◆ EXERCISE OBJECTIVE: From the entries below, list each line with "batteria".

◆ DATASET EXTRACT:
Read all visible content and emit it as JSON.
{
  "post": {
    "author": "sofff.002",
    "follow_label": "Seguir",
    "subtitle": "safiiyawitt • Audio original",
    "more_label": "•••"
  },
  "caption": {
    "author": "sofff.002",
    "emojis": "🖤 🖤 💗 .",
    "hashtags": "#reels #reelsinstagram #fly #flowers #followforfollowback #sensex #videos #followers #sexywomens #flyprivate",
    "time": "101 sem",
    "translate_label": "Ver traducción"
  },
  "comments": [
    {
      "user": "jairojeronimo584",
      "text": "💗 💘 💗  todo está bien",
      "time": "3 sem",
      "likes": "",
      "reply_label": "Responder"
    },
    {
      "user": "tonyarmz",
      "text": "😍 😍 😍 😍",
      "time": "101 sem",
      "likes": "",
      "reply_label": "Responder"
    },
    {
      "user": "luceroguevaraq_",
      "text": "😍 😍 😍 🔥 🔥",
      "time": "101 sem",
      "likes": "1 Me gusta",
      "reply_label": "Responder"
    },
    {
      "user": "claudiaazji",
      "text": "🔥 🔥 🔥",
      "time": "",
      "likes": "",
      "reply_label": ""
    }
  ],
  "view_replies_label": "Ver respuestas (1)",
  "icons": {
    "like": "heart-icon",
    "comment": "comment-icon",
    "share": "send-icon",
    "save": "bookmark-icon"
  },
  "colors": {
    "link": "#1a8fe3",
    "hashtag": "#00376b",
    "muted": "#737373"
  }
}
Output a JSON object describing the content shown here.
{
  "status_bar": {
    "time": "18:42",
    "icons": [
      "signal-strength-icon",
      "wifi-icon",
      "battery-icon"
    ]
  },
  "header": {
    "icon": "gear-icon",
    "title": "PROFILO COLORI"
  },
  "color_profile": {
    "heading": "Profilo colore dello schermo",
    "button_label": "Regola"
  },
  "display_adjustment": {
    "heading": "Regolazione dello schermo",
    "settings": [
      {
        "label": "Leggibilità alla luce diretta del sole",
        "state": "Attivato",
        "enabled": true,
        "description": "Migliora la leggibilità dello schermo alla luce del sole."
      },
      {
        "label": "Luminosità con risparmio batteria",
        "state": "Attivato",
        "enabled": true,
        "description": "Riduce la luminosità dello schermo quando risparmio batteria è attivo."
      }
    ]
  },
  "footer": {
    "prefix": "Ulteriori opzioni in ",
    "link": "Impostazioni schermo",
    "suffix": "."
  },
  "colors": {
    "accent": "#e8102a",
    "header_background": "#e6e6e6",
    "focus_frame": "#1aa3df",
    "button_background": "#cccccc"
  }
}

◆ SOLVED EXERCISE:
        "label": "Luminosità con risparmio batteria",
        "description": "Riduce la luminosità dello schermo quando risparmio batteria è attivo."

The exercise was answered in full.